→ Given instruction
Collect all lines from the listing that include the string "true".

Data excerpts
┌──

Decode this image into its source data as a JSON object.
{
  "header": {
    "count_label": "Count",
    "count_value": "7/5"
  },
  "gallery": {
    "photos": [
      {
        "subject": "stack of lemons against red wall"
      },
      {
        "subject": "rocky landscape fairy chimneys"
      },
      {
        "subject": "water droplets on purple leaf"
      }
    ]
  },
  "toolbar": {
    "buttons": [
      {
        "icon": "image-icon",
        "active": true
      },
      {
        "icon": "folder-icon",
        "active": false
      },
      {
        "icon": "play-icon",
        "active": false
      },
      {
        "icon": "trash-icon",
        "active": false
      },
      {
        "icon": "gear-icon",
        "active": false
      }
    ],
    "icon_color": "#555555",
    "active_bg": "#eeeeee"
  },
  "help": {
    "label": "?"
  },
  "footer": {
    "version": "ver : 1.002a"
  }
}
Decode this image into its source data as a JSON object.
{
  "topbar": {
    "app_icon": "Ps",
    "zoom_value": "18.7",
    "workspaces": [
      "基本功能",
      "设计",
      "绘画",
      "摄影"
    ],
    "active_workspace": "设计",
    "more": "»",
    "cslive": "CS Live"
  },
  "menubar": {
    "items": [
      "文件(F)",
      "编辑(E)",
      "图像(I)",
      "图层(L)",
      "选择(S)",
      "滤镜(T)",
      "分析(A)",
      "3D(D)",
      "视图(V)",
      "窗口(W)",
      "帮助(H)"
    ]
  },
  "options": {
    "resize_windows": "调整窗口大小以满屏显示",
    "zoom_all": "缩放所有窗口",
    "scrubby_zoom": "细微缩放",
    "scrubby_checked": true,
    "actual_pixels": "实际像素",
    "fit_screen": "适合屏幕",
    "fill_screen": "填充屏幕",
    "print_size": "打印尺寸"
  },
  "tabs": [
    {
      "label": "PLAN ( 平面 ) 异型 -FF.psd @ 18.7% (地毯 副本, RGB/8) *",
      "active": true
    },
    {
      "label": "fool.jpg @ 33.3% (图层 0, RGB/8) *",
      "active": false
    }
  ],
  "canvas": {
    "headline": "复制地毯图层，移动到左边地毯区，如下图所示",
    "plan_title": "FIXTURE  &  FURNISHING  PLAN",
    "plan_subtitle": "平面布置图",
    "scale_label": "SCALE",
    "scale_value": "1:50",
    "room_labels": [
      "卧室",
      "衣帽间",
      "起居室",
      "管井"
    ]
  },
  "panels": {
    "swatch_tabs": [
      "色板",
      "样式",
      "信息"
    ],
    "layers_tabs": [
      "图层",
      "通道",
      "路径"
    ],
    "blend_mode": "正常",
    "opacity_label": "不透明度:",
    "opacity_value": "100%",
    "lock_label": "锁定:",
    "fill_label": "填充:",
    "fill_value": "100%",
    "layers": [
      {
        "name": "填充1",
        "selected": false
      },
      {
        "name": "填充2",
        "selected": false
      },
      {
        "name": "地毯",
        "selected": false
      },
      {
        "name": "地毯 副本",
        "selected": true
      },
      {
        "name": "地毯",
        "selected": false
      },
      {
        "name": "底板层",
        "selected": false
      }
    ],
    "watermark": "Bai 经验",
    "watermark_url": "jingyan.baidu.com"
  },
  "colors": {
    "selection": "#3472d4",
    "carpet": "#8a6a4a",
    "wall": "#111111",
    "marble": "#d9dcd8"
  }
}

└──

→ Solution to this problem
        "active": true
    "scrubby_checked": true,
      "active": true
        "selected": true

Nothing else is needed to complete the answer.